WHAT IS NEEDED
Among the following entries, count the lines that contain "olive" and report only the result.

Collected data:
::::
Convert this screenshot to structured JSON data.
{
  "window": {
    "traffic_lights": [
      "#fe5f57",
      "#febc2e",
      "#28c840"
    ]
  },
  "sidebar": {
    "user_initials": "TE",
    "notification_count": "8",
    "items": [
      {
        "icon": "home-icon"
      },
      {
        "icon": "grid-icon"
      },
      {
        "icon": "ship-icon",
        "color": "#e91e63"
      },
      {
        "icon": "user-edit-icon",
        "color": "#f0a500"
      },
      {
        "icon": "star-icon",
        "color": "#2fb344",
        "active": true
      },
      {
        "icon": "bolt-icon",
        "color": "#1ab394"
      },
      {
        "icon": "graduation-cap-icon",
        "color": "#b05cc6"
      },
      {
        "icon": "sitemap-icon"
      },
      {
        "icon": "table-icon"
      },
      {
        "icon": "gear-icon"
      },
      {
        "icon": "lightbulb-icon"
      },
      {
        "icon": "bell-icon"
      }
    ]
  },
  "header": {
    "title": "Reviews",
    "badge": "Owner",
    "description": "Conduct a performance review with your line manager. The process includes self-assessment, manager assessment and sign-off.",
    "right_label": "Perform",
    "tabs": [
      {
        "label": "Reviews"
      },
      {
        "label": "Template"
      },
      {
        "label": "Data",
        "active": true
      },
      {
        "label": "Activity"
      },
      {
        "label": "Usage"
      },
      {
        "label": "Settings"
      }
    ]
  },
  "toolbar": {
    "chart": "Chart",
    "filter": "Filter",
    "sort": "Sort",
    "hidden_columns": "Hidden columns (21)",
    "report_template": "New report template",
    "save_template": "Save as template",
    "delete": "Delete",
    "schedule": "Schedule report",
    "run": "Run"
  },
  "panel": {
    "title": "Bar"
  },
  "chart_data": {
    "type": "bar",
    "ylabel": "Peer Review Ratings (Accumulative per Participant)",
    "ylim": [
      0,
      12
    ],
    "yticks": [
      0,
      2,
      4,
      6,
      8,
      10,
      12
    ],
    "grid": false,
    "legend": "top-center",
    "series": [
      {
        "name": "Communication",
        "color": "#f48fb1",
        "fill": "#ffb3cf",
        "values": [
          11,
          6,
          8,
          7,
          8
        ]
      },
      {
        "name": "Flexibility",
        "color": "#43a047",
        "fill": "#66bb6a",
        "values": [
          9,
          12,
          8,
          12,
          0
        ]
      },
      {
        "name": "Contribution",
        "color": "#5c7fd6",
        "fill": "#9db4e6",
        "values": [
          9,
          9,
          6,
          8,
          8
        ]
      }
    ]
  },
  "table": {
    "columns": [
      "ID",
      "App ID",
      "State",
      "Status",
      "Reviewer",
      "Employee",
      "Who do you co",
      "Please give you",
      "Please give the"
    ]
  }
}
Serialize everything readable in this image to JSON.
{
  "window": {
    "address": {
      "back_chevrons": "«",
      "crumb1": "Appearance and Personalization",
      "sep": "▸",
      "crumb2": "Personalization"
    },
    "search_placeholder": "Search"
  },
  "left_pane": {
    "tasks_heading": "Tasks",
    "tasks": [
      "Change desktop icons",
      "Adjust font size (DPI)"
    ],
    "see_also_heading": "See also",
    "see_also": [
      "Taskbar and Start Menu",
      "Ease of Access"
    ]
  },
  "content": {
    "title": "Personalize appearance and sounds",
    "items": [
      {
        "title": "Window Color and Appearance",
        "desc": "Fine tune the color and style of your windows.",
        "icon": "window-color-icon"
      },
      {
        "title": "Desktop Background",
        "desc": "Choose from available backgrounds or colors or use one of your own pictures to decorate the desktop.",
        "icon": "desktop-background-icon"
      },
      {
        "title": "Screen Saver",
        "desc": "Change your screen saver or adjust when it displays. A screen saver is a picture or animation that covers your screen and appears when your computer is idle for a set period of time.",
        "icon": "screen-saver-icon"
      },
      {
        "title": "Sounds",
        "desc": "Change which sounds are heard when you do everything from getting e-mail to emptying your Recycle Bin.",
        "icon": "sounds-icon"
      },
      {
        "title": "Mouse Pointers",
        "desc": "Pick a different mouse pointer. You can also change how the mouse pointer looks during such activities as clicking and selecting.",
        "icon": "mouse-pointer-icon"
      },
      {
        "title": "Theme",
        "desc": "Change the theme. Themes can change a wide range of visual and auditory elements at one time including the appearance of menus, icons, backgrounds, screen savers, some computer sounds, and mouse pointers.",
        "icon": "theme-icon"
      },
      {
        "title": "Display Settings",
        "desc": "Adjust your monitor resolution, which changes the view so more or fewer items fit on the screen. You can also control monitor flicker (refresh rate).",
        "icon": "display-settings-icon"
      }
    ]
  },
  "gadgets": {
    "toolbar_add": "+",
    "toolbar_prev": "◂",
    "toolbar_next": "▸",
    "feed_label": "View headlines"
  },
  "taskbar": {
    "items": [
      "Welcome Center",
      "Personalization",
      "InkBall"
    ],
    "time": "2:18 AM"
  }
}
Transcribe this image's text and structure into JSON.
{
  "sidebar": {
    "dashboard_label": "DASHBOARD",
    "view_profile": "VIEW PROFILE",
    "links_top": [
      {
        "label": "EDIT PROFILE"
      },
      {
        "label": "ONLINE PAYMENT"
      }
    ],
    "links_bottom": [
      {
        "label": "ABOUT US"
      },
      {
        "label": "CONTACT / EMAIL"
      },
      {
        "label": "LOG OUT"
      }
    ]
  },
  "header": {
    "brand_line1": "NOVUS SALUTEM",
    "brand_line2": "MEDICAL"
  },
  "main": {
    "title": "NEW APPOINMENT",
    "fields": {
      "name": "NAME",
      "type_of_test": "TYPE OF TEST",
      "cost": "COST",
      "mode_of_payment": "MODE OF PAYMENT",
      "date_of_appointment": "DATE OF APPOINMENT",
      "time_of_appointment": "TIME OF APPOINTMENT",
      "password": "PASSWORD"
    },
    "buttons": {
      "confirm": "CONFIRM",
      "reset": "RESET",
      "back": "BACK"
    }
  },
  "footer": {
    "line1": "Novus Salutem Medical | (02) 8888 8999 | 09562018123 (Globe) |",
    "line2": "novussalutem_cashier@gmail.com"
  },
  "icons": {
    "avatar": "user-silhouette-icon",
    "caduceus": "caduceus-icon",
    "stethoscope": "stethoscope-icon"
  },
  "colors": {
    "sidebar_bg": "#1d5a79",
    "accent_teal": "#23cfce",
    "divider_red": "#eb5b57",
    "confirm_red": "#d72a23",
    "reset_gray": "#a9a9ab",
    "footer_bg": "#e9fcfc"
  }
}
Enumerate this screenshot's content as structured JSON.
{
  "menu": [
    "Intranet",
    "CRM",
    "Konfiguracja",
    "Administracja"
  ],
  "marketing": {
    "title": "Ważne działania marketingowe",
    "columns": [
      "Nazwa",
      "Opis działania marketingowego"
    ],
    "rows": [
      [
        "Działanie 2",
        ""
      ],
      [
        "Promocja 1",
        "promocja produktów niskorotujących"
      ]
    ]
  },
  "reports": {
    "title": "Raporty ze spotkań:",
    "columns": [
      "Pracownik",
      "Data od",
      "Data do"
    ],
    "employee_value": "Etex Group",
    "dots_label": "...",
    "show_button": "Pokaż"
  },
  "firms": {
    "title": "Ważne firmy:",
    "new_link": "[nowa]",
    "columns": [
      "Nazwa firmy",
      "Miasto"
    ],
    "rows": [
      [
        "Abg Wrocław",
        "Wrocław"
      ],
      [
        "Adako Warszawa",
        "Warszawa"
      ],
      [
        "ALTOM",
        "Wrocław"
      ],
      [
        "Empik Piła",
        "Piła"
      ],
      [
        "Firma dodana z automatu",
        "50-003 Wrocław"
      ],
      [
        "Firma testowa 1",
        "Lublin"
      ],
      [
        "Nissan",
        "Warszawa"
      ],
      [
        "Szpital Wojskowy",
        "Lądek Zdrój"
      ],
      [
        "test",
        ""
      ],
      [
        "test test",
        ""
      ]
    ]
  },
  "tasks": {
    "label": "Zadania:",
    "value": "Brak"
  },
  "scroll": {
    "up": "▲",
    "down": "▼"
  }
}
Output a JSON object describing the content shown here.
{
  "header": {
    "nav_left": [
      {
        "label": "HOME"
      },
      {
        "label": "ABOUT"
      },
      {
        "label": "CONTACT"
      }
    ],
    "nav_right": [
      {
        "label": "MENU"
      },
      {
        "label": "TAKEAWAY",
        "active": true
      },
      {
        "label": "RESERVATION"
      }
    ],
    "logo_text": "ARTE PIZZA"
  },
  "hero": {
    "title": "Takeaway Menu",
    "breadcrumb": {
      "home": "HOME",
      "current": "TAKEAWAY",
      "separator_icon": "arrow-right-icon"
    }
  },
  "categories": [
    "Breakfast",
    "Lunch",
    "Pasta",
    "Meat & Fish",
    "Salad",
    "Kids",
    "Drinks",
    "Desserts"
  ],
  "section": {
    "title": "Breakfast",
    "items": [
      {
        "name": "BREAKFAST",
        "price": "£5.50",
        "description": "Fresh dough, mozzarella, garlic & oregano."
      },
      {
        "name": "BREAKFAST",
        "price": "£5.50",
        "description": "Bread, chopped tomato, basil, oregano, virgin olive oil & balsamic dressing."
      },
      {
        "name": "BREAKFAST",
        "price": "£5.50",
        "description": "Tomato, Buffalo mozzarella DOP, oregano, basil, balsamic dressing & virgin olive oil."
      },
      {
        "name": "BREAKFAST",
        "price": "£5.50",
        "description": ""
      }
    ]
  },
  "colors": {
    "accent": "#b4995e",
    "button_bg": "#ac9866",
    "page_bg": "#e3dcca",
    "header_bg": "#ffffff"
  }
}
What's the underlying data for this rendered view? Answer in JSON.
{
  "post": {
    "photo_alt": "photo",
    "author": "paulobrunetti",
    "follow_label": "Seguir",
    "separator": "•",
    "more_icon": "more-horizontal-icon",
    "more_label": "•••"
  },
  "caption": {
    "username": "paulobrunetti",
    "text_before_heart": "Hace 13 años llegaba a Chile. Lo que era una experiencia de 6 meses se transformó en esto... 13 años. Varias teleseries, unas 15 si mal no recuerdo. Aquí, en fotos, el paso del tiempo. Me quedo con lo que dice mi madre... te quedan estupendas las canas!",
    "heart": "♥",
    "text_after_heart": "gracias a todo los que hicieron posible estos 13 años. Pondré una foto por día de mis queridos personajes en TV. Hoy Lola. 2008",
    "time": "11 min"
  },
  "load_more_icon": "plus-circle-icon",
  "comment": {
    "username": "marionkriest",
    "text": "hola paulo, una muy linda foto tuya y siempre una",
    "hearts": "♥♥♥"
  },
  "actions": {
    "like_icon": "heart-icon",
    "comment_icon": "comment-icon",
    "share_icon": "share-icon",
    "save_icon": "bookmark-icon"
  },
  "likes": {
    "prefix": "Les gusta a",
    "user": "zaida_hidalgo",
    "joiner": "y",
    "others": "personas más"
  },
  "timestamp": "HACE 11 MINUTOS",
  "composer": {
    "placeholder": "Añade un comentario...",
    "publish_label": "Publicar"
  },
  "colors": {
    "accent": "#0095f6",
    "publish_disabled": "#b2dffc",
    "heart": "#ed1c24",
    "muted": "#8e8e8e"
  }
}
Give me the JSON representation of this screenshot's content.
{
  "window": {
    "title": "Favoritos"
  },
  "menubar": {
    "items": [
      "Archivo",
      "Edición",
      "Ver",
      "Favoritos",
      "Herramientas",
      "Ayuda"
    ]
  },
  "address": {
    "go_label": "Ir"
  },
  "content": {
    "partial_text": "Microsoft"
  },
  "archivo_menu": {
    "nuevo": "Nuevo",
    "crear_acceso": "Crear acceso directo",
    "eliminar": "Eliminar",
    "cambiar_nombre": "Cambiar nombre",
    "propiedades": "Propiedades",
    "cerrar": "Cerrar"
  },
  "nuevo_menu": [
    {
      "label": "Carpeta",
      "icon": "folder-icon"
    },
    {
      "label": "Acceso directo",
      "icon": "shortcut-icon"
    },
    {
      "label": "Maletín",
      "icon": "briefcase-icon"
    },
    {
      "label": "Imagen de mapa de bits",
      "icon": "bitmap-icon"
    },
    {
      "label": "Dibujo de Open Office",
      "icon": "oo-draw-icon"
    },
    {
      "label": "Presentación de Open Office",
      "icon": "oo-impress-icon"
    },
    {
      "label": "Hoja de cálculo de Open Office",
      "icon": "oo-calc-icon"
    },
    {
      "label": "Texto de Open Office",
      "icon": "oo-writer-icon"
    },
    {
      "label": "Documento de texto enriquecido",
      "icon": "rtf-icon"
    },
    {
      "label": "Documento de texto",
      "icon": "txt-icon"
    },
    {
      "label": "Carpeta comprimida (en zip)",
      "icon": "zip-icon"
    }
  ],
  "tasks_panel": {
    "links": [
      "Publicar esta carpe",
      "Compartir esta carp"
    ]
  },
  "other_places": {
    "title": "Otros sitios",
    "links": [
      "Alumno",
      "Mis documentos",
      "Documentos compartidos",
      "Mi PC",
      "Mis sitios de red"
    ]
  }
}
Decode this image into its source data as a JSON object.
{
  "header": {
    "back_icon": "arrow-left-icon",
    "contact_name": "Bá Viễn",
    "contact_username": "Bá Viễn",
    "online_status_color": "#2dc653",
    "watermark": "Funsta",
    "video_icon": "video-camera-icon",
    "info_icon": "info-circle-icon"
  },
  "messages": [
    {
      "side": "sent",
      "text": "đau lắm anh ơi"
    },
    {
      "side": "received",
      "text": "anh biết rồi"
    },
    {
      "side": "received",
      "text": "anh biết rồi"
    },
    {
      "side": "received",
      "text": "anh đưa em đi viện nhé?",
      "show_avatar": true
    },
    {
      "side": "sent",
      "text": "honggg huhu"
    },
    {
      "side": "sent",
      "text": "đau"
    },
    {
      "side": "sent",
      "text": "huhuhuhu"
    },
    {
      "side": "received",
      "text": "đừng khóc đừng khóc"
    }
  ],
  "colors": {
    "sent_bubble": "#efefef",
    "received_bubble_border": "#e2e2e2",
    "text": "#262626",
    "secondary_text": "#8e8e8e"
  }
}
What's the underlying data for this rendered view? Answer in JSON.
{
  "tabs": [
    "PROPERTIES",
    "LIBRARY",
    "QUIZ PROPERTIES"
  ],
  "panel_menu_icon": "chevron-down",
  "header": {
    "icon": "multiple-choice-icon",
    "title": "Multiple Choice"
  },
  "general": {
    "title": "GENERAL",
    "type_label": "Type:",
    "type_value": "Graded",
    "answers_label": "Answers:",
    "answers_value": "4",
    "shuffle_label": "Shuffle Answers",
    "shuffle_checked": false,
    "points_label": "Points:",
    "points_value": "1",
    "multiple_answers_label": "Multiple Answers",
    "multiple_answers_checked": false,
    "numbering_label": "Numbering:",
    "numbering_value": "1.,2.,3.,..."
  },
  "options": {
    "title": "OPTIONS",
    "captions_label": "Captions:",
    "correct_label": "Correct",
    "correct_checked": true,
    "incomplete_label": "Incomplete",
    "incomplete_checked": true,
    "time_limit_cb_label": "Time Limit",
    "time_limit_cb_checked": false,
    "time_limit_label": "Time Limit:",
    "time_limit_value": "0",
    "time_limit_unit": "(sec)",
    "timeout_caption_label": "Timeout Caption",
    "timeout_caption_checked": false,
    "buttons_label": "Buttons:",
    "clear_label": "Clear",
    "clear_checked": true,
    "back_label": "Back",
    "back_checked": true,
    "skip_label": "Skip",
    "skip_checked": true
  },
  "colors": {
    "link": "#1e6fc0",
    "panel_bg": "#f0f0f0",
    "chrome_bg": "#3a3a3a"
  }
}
::::
RESULT OF THE TASK
2